◆ PROBLEM TO SOLVE ◆
Without the pictures, write out all the lines below exactly as they appear.

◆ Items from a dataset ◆

|---|

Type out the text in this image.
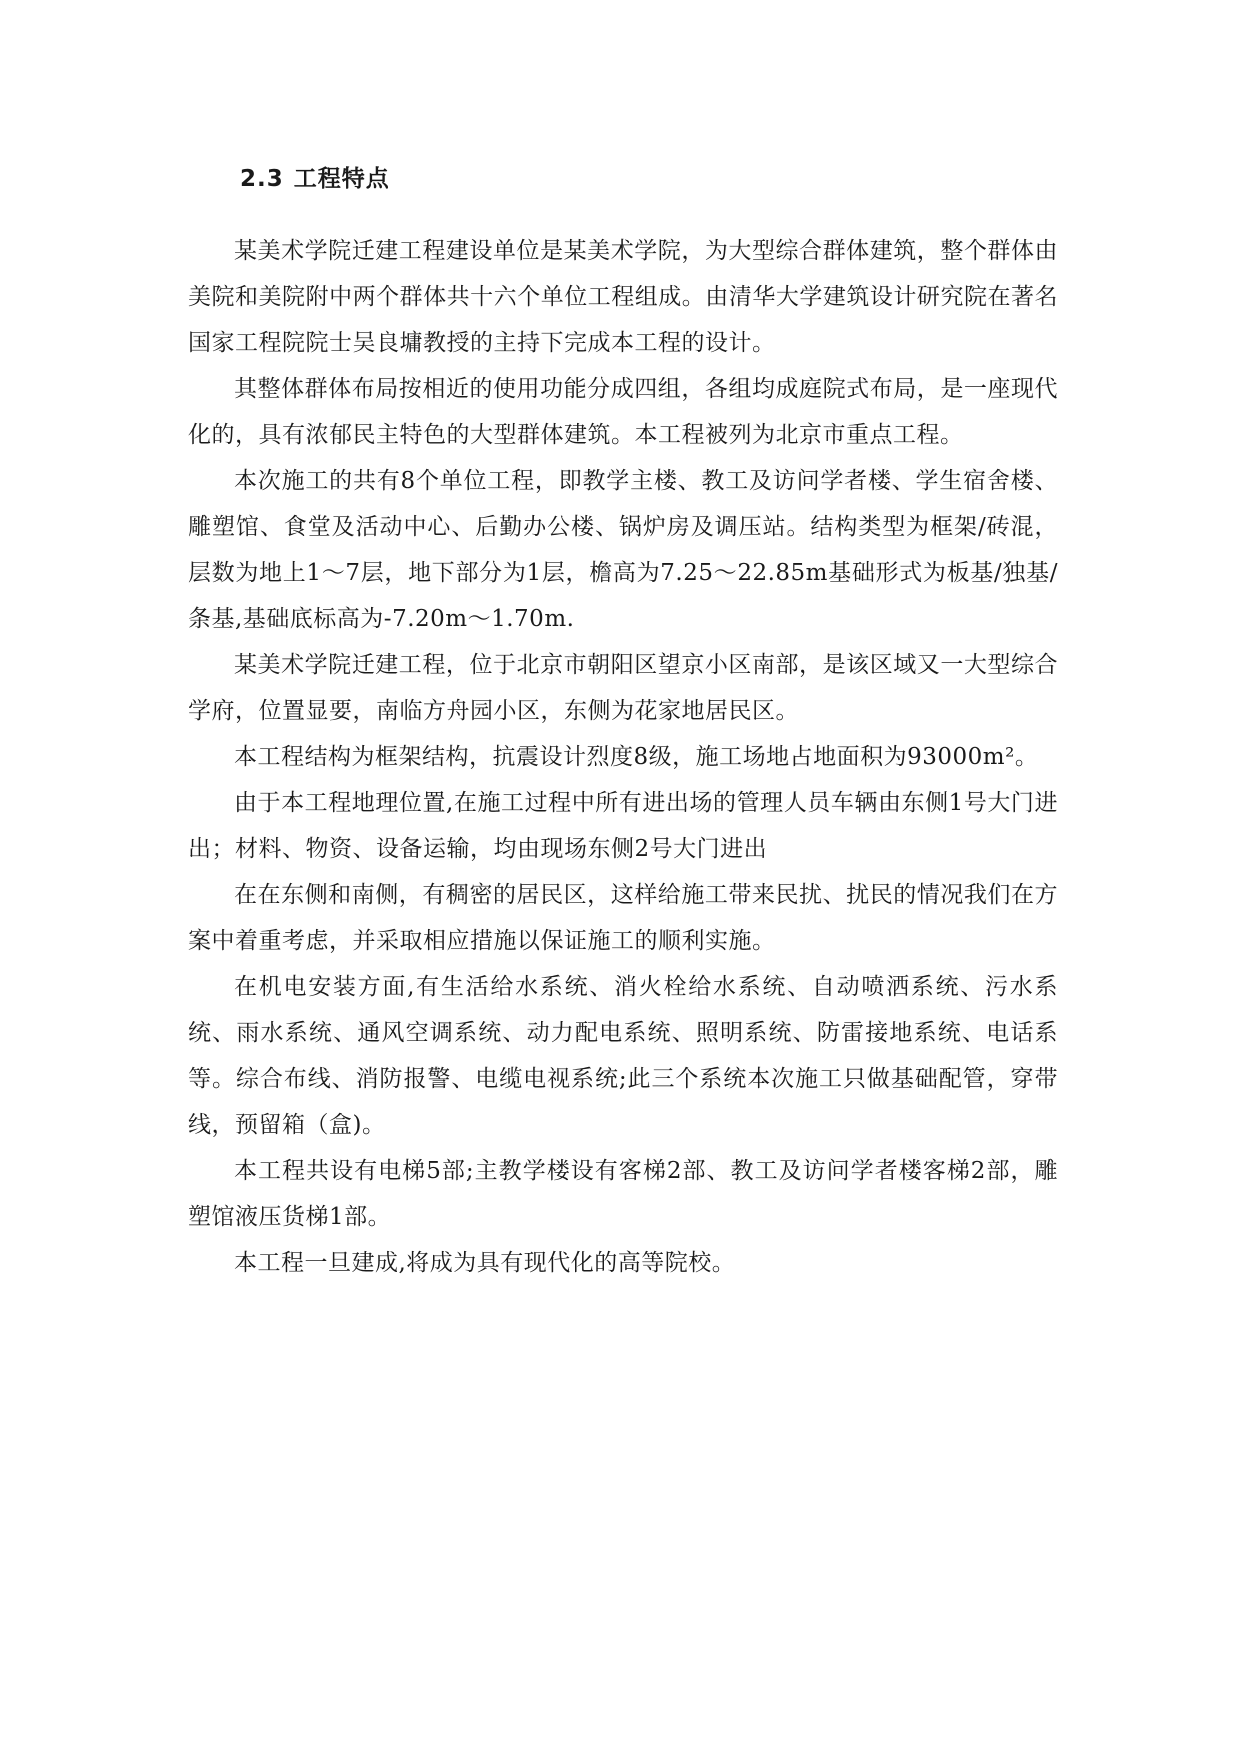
2.3 工程特点

某美术学院迁建工程建设单位是某美术学院，为大型综合群体建筑，整个群体由美院和美院附中两个群体共十六个单位工程组成。由清华大学建筑设计研究院在著名国家工程院院士吴良墉教授的主持下完成本工程的设计。

其整体群体布局按相近的使用功能分成四组，各组均成庭院式布局，是一座现代化的，具有浓郁民主特色的大型群体建筑。本工程被列为北京市重点工程。

本次施工的共有8个单位工程，即教学主楼、教工及访问学者楼、学生宿舍楼、雕塑馆、食堂及活动中心、后勤办公楼、锅炉房及调压站。结构类型为框架/砖混，层数为地上1～7层，地下部分为1层，檐高为7.25～22.85m基础形式为板基/独基/条基,基础底标高为-7.20m～1.70m.

某美术学院迁建工程，位于北京市朝阳区望京小区南部，是该区域又一大型综合学府，位置显要，南临方舟园小区，东侧为花家地居民区。

本工程结构为框架结构，抗震设计烈度8级，施工场地占地面积为93000m²。

由于本工程地理位置,在施工过程中所有进出场的管理人员车辆由东侧1号大门进出；材料、物资、设备运输，均由现场东侧2号大门进出

在在东侧和南侧，有稠密的居民区，这样给施工带来民扰、扰民的情况我们在方案中着重考虑，并采取相应措施以保证施工的顺利实施。

在机电安装方面,有生活给水系统、消火栓给水系统、自动喷洒系统、污水系统、雨水系统、通风空调系统、动力配电系统、照明系统、防雷接地系统、电话系等。综合布线、消防报警、电缆电视系统;此三个系统本次施工只做基础配管，穿带线，预留箱（盒)。

本工程共设有电梯5部;主教学楼设有客梯2部、教工及访问学者楼客梯2部，雕塑馆液压货梯1部。

本工程一旦建成,将成为具有现代化的高等院校。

|---|

◆ SOLUTION TO THIS PROBLEM ◆
Type out the text in this image.
2.3 工程特点

某美术学院迁建工程建设单位是某美术学院，为大型综合群体建筑，整个群体由美院和美院附中两个群体共十六个单位工程组成。由清华大学建筑设计研究院在著名国家工程院院士吴良墉教授的主持下完成本工程的设计。

其整体群体布局按相近的使用功能分成四组，各组均成庭院式布局，是一座现代化的，具有浓郁民主特色的大型群体建筑。本工程被列为北京市重点工程。

本次施工的共有8个单位工程，即教学主楼、教工及访问学者楼、学生宿舍楼、雕塑馆、食堂及活动中心、后勤办公楼、锅炉房及调压站。结构类型为框架/砖混，层数为地上1～7层，地下部分为1层，檐高为7.25～22.85m基础形式为板基/独基/条基,基础底标高为-7.20m～1.70m.

某美术学院迁建工程，位于北京市朝阳区望京小区南部，是该区域又一大型综合学府，位置显要，南临方舟园小区，东侧为花家地居民区。

本工程结构为框架结构，抗震设计烈度8级，施工场地占地面积为93000m²。

由于本工程地理位置,在施工过程中所有进出场的管理人员车辆由东侧1号大门进出；材料、物资、设备运输，均由现场东侧2号大门进出

在在东侧和南侧，有稠密的居民区，这样给施工带来民扰、扰民的情况我们在方案中着重考虑，并采取相应措施以保证施工的顺利实施。

在机电安装方面,有生活给水系统、消火栓给水系统、自动喷洒系统、污水系统、雨水系统、通风空调系统、动力配电系统、照明系统、防雷接地系统、电话系等。综合布线、消防报警、电缆电视系统;此三个系统本次施工只做基础配管，穿带线，预留箱（盒)。

本工程共设有电梯5部;主教学楼设有客梯2部、教工及访问学者楼客梯2部，雕塑馆液压货梯1部。

本工程一旦建成,将成为具有现代化的高等院校。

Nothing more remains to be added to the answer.